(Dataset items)

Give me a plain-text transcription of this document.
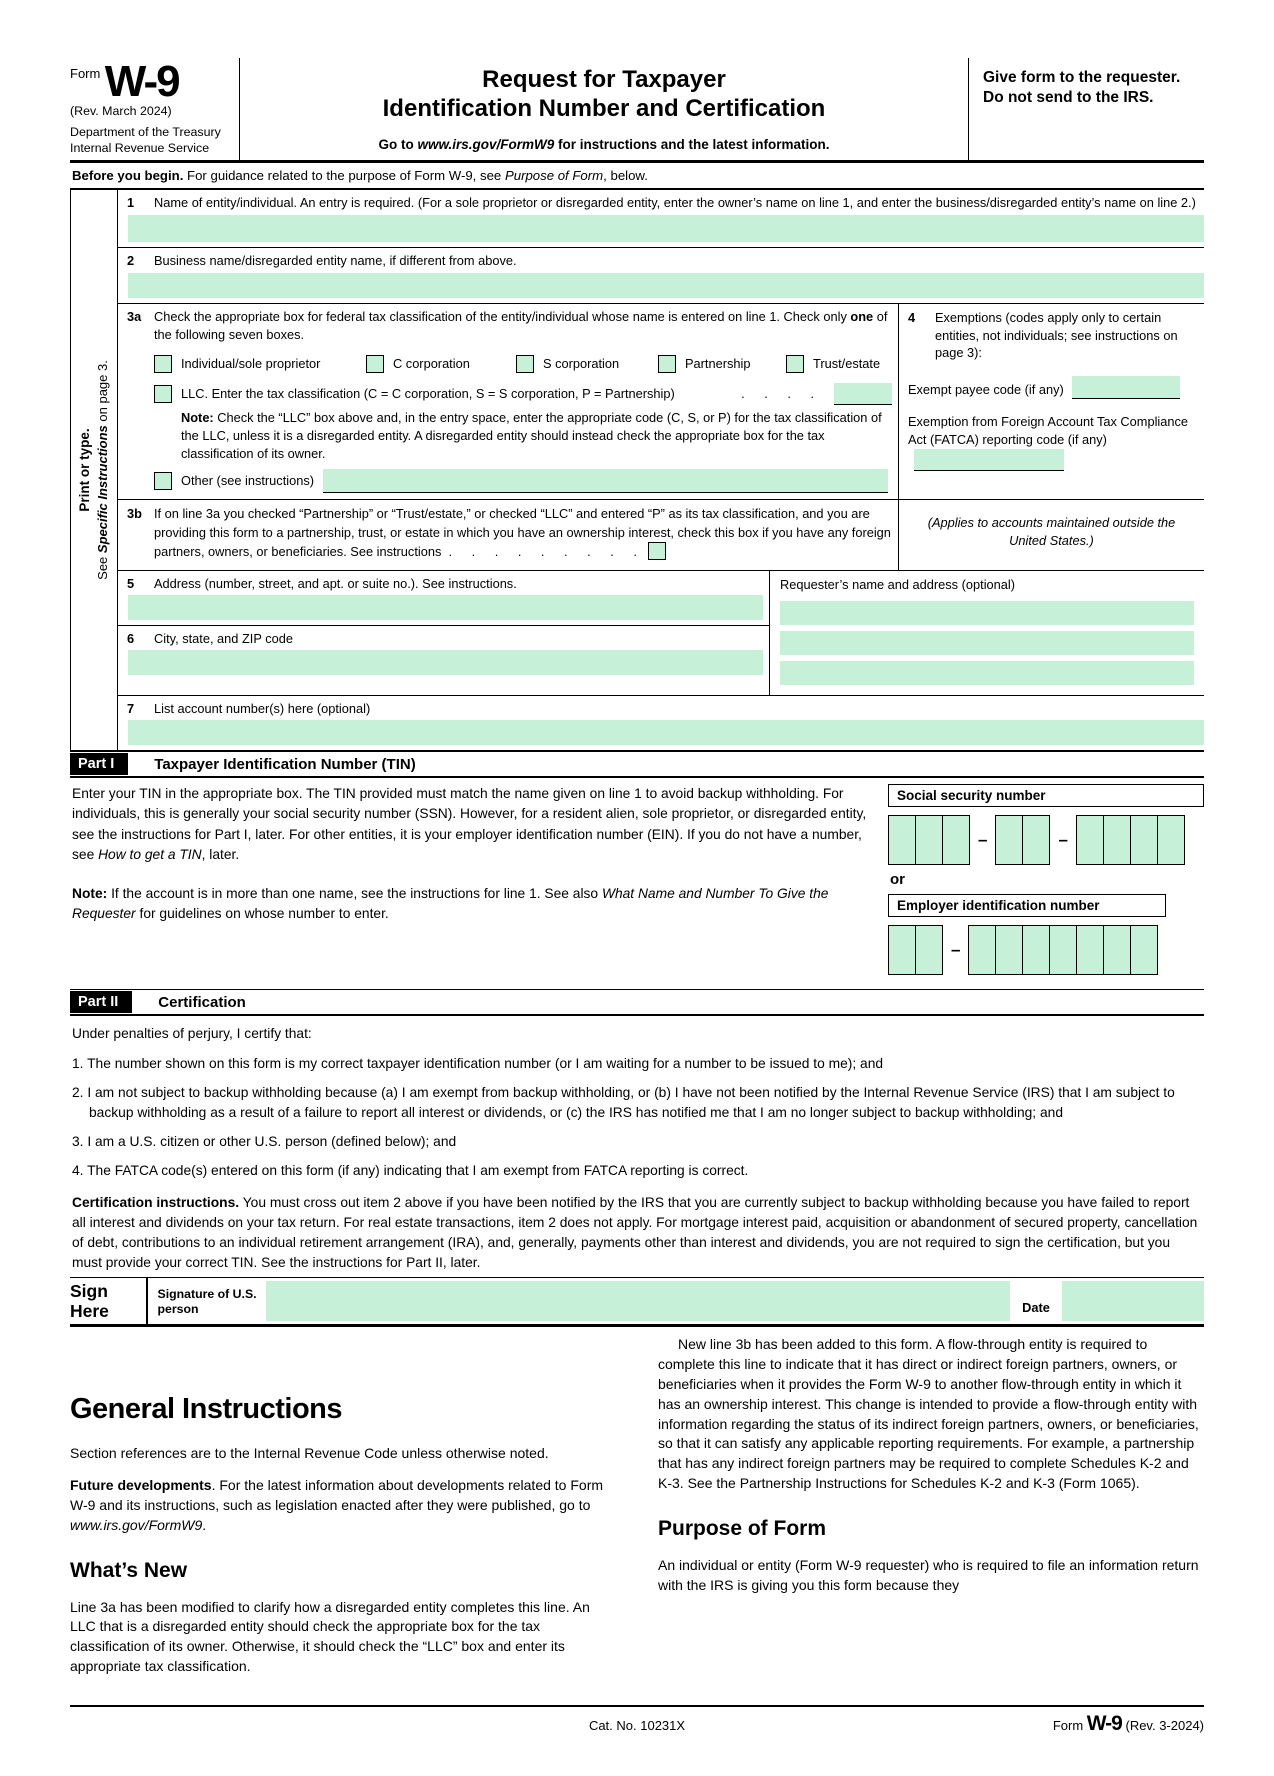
$^{Form}$ W-9
(Rev. March 2024)
Department of the Treasury
Internal Revenue Service
Request for Taxpayer
Identification Number and Certification
Go to www.irs.gov/FormW9 for instructions and the latest information.
Give form to the requester. Do not send to the IRS.
Before you begin. For guidance related to the purpose of Form W-9, see Purpose of Form, below.
Print or type.
See Specific Instructions on page 3.
1	Name of entity/individual. An entry is required. (For a sole proprietor or disregarded entity, enter the owner’s name on line 1, and enter the business/disregarded entity’s name on line 2.)
2	Business name/disregarded entity name, if different from above.
3a Check the appropriate box for federal tax classification of the entity/individual whose name is entered on line 1. Check only one of the following seven boxes.
Individual/sole proprietor	C corporation	S corporation	Partnership	Trust/estate
LLC. Enter the tax classification (C = C corporation, S = S corporation, P = Partnership)	. . . .
Note: Check the “LLC” box above and, in the entry space, enter the appropriate code (C, S, or P) for the tax classification of the LLC, unless it is a disregarded entity. A disregarded entity should instead check the appropriate box for the tax classification of its owner.
Other (see instructions)
4	Exemptions (codes apply only to certain entities, not individuals; see instructions on page 3):
Exempt payee code (if any)
Exemption from Foreign Account Tax Compliance Act (FATCA) reporting code (if any)
3b If on line 3a you checked “Partnership” or “Trust/estate,” or checked “LLC” and entered “P” as its tax classification, and you are providing this form to a partnership, trust, or estate in which you have an ownership interest, check this box if you have any foreign partners, owners, or beneficiaries. See instructions . . . . . . . . .
(Applies to accounts maintained outside the United States.)
5	Address (number, street, and apt. or suite no.). See instructions.
6	City, state, and ZIP code
Requester’s name and address (optional)
7	List account number(s) here (optional)
Part I	Taxpayer Identification Number (TIN)

Enter your TIN in the appropriate box. The TIN provided must match the name given on line 1 to avoid backup withholding. For individuals, this is generally your social security number (SSN). However, for a resident alien, sole proprietor, or disregarded entity, see the instructions for Part I, later. For other entities, it is your employer identification number (EIN). If you do not have a number, see How to get a TIN, later.

Note: If the account is in more than one name, see the instructions for line 1. See also What Name and Number To Give the Requester for guidelines on whose number to enter.

Social security number
–	–
or
Employer identification number
–
Part II	Certification

Under penalties of perjury, I certify that:

1. The number shown on this form is my correct taxpayer identification number (or I am waiting for a number to be issued to me); and

2. I am not subject to backup withholding because (a) I am exempt from backup withholding, or (b) I have not been notified by the Internal Revenue Service (IRS) that I am subject to backup withholding as a result of a failure to report all interest or dividends, or (c) the IRS has notified me that I am no longer subject to backup withholding; and

3. I am a U.S. citizen or other U.S. person (defined below); and

4. The FATCA code(s) entered on this form (if any) indicating that I am exempt from FATCA reporting is correct.

Certification instructions. You must cross out item 2 above if you have been notified by the IRS that you are currently subject to backup withholding because you have failed to report all interest and dividends on your tax return. For real estate transactions, item 2 does not apply. For mortgage interest paid, acquisition or abandonment of secured property, cancellation of debt, contributions to an individual retirement arrangement (IRA), and, generally, payments other than interest and dividends, you are not required to sign the certification, but you must provide your correct TIN. See the instructions for Part II, later.

Sign Here
Signature of U.S. person	Date
General Instructions

Section references are to the Internal Revenue Code unless otherwise noted.

Future developments. For the latest information about developments related to Form W-9 and its instructions, such as legislation enacted after they were published, go to www.irs.gov/FormW9.

What’s New

Line 3a has been modified to clarify how a disregarded entity completes this line. An LLC that is a disregarded entity should check the appropriate box for the tax classification of its owner. Otherwise, it should check the “LLC” box and enter its appropriate tax classification.

New line 3b has been added to this form. A flow-through entity is required to complete this line to indicate that it has direct or indirect foreign partners, owners, or beneficiaries when it provides the Form W-9 to another flow-through entity in which it has an ownership interest. This change is intended to provide a flow-through entity with information regarding the status of its indirect foreign partners, owners, or beneficiaries, so that it can satisfy any applicable reporting requirements. For example, a partnership that has any indirect foreign partners may be required to complete Schedules K-2 and K-3. See the Partnership Instructions for Schedules K-2 and K-3 (Form 1065).

Purpose of Form

An individual or entity (Form W-9 requester) who is required to file an information return with the IRS is giving you this form because they

Cat. No. 10231X	Form W-9 (Rev. 3-2024)
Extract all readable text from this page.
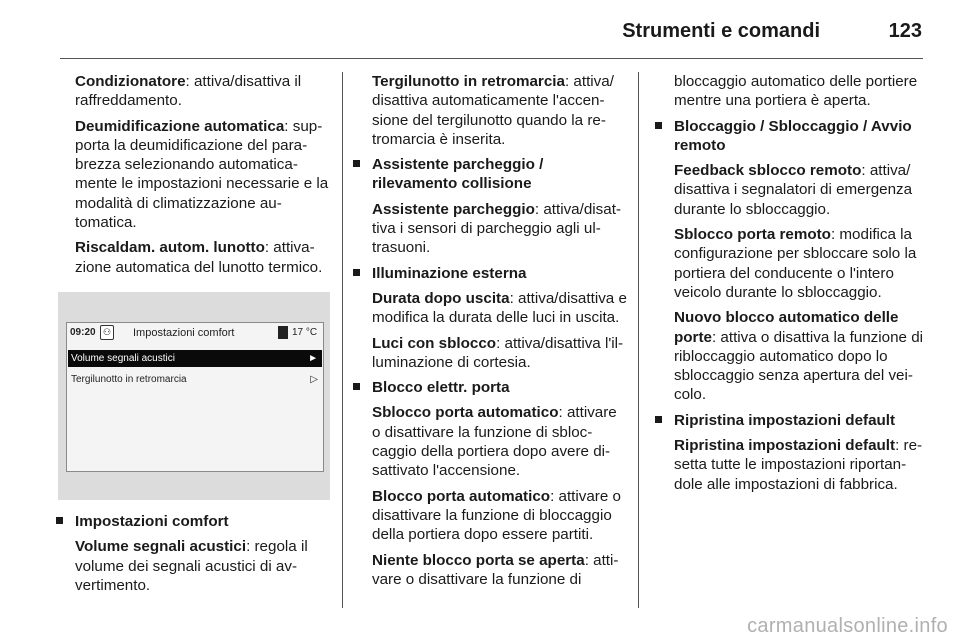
Strumenti e comandi	123

Condizionatore: attiva/disattiva il raffreddamento.

Deumidificazione automatica: supporta la deumidificazione del parabrezza selezionando automaticamente le impostazioni necessarie e la modalità di climatizzazione automatica.

Riscaldam. autom. lunotto: attivazione automatica del lunotto termico.

09:20 ⚇ Impostazioni comfort	17 °C
Volume segnali acustici	►
Tergilunotto in retromarcia	▷
Impostazioni comfort

Volume segnali acustici: regola il volume dei segnali acustici di avvertimento.

Tergilunotto in retromarcia: attiva/ disattiva automaticamente l'accensione del tergilunotto quando la retromarcia è inserita.

Assistente parcheggio / rilevamento collisione

Assistente parcheggio: attiva/disattiva i sensori di parcheggio agli ultrasuoni.

Illuminazione esterna

Durata dopo uscita: attiva/disattiva e modifica la durata delle luci in uscita.

Luci con sblocco: attiva/disattiva l'illuminazione di cortesia.

Blocco elettr. porta

Sblocco porta automatico: attivare o disattivare la funzione di sbloccaggio della portiera dopo avere disattivato l'accensione.

Blocco porta automatico: attivare o disattivare la funzione di bloccaggio della portiera dopo essere partiti.

Niente blocco porta se aperta: attivare o disattivare la funzione di

bloccaggio automatico delle portiere mentre una portiera è aperta.

Bloccaggio / Sbloccaggio / Avvio remoto

Feedback sblocco remoto: attiva/ disattiva i segnalatori di emergenza durante lo sbloccaggio.

Sblocco porta remoto: modifica la configurazione per sbloccare solo la portiera del conducente o l'intero veicolo durante lo sbloccaggio.

Nuovo blocco automatico delle porte: attiva o disattiva la funzione di ribloccaggio automatico dopo lo sbloccaggio senza apertura del veicolo.

Ripristina impostazioni default

Ripristina impostazioni default: resetta tutte le impostazioni riportandole alle impostazioni di fabbrica.

carmanualsonline.info
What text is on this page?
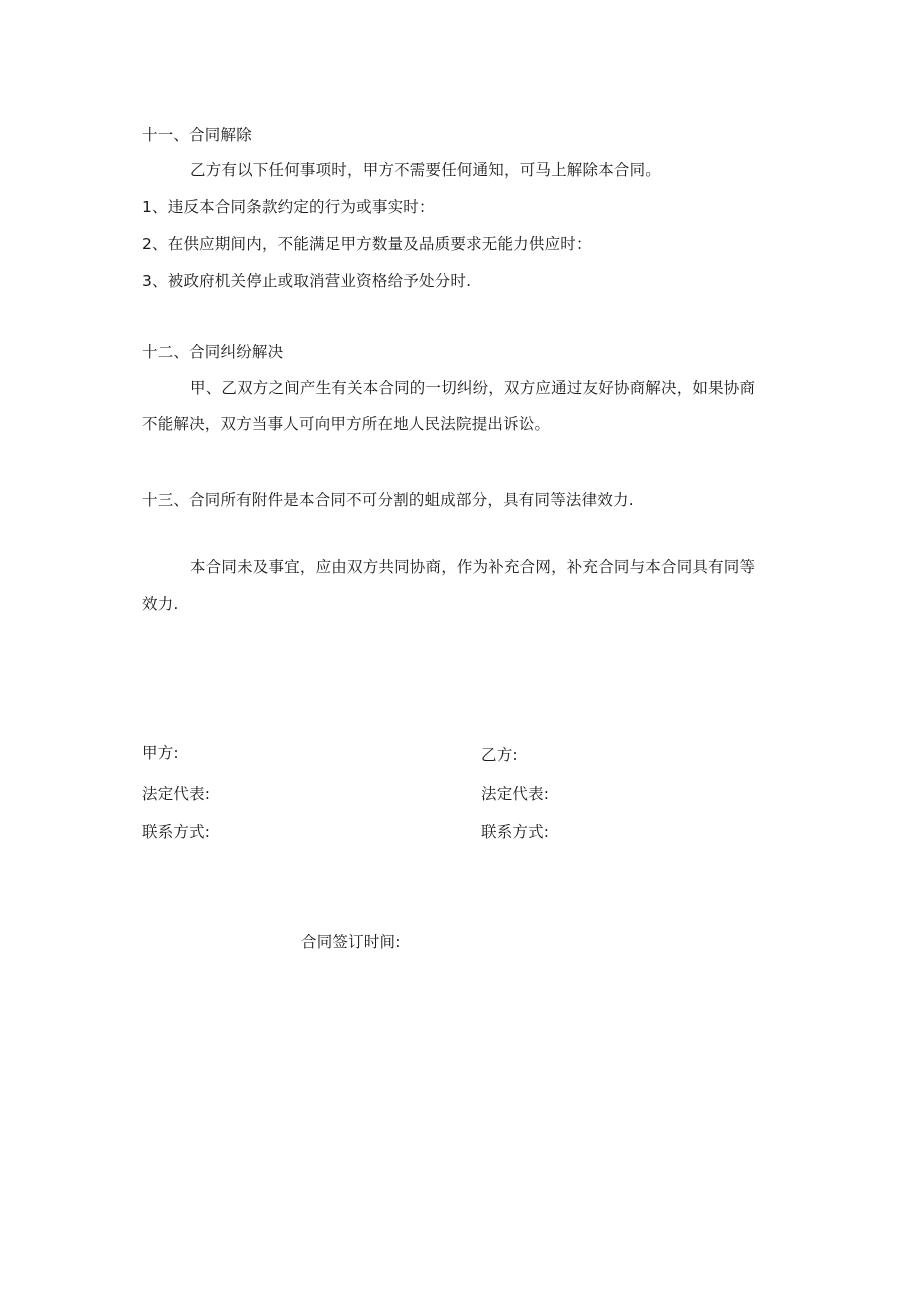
十一、合同解除
乙方有以下任何事项时，甲方不需要任何通知，可马上解除本合同。
1、违反本合同条款约定的行为或事实时：
2、在供应期间内，不能满足甲方数量及品质要求无能力供应时：
3、被政府机关停止或取消营业资格给予处分时.
十二、合同纠纷解决
甲、乙双方之间产生有关本合同的一切纠纷，双方应通过友好协商解决，如果协商
不能解决，双方当事人可向甲方所在地人民法院提出诉讼。
十三、合同所有附件是本合同不可分割的蛆成部分，具有同等法律效力.
本合同未及事宜，应由双方共同协商，作为补充合网，补充合同与本合同具有同等
效力.
甲方:
法定代表:
联系方式:
乙方:
法定代表:
联系方式:
合同签订时间:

● EXERCISE AIM:
Word for word, restate the lines from the one containing "What text is on this page?" through the end of the listing, and nothing more. Skip the pictures.

● WRITTEN SOLUTION:
What text is on this page?
十一、合同解除
乙方有以下任何事项时，甲方不需要任何通知，可马上解除本合同。
1、违反本合同条款约定的行为或事实时：
2、在供应期间内，不能满足甲方数量及品质要求无能力供应时：
3、被政府机关停止或取消营业资格给予处分时.
十二、合同纠纷解决
甲、乙双方之间产生有关本合同的一切纠纷，双方应通过友好协商解决，如果协商
不能解决，双方当事人可向甲方所在地人民法院提出诉讼。
十三、合同所有附件是本合同不可分割的蛆成部分，具有同等法律效力.
本合同未及事宜，应由双方共同协商，作为补充合网，补充合同与本合同具有同等
效力.
甲方:
法定代表:
联系方式:
乙方:
法定代表:
联系方式:
合同签订时间:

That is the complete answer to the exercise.